Problem:
Copy every line of the items below exactly as it appears, leaving out the pictures.

::: Data shown :::

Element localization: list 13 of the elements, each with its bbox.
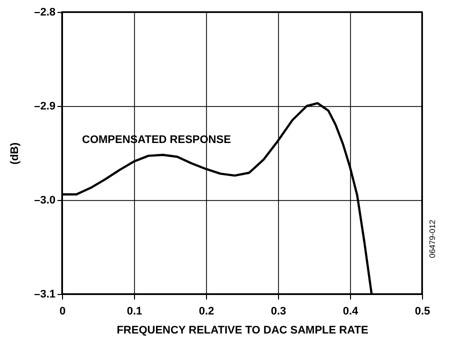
x-tick-label: 0.1 [126, 306, 142, 318]
x-tick-label: 0.3 [270, 306, 286, 318]
y-tick-label: –2.9 [34, 100, 56, 112]
x-tick-label: 0 [59, 306, 66, 318]
y-tick-label: –3.1 [34, 288, 56, 300]
x-axis-title: FREQUENCY RELATIVE TO DAC SAMPLE RATE [116, 324, 368, 336]
x-tick-label: 0.4 [342, 306, 360, 318]
x-tick-label: 0.5 [414, 306, 430, 318]
y-tick-label: –3.0 [34, 194, 56, 206]
y-tick-label: –2.8 [34, 6, 56, 18]
x-tick-label: 0.2 [198, 306, 214, 318]
figure-id: 06479-012 [428, 220, 437, 258]
y-axis-title: (dB) [9, 142, 22, 164]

:::

Full solution:
Element localization: list 13 of the elements, each with its bbox.
x-tick-label: 0.1 [126, 306, 142, 318]
x-tick-label: 0.3 [270, 306, 286, 318]
y-tick-label: –2.9 [34, 100, 56, 112]
x-tick-label: 0 [59, 306, 66, 318]
y-tick-label: –3.1 [34, 288, 56, 300]
x-axis-title: FREQUENCY RELATIVE TO DAC SAMPLE RATE [116, 324, 368, 336]
x-tick-label: 0.4 [342, 306, 360, 318]
x-tick-label: 0.5 [414, 306, 430, 318]
y-tick-label: –3.0 [34, 194, 56, 206]
y-tick-label: –2.8 [34, 6, 56, 18]
x-tick-label: 0.2 [198, 306, 214, 318]
figure-id: 06479-012 [428, 220, 437, 258]
y-axis-title: (dB) [9, 142, 22, 164]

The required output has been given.